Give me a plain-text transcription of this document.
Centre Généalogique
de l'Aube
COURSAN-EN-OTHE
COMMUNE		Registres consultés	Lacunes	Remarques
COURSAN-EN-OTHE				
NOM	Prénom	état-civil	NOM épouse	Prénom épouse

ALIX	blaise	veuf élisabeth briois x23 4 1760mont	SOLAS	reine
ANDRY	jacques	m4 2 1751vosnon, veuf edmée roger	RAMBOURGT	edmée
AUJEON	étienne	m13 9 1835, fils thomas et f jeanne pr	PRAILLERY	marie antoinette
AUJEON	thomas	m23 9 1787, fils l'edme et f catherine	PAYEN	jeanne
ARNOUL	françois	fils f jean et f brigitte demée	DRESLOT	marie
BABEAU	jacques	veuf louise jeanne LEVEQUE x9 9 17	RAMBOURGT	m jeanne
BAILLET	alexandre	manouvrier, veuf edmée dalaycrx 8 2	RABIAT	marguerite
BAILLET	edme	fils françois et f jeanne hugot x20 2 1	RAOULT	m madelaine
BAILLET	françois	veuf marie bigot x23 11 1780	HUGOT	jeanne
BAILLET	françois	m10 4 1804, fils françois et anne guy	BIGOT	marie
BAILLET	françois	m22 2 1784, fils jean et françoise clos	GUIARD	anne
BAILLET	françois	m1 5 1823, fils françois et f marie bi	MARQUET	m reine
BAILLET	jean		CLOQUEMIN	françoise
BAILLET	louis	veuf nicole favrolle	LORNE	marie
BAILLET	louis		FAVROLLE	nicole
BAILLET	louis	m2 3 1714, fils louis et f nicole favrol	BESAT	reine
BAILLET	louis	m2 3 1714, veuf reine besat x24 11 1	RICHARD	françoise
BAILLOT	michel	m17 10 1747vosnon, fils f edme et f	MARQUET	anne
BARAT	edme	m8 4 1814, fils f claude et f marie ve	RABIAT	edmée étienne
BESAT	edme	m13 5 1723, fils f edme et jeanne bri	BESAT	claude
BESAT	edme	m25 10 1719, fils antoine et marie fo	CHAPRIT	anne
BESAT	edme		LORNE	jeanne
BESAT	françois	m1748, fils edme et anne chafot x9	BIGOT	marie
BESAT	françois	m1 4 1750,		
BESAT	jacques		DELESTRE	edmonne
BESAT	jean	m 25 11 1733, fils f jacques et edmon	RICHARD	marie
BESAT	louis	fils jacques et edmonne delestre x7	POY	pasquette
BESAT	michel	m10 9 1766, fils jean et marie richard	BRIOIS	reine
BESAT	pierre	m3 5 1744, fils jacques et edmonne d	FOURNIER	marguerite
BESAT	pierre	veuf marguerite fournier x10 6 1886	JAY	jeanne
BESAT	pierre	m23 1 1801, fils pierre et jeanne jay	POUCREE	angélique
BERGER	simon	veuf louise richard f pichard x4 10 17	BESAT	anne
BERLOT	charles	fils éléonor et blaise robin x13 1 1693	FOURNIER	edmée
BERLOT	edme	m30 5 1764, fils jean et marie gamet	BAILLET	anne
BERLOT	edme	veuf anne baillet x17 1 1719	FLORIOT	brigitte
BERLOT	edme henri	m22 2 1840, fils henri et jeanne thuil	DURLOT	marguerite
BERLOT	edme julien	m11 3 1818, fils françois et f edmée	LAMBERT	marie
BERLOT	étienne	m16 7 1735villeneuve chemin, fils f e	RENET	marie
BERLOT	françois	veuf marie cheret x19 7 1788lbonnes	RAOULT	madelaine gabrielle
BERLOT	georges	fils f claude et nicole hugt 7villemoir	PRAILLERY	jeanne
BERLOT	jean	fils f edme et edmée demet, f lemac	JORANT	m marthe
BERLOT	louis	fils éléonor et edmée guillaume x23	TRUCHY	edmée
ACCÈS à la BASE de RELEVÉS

__What you need to do__: Which lines above hold the word "MARQUET"? Copy each of them.

__Expected output__:
BAILLET	françois	m1 5 1823, fils françois et f marie bi	MARQUET	m reine
BAILLOT	michel	m17 10 1747vosnon, fils f edme et f	MARQUET	anne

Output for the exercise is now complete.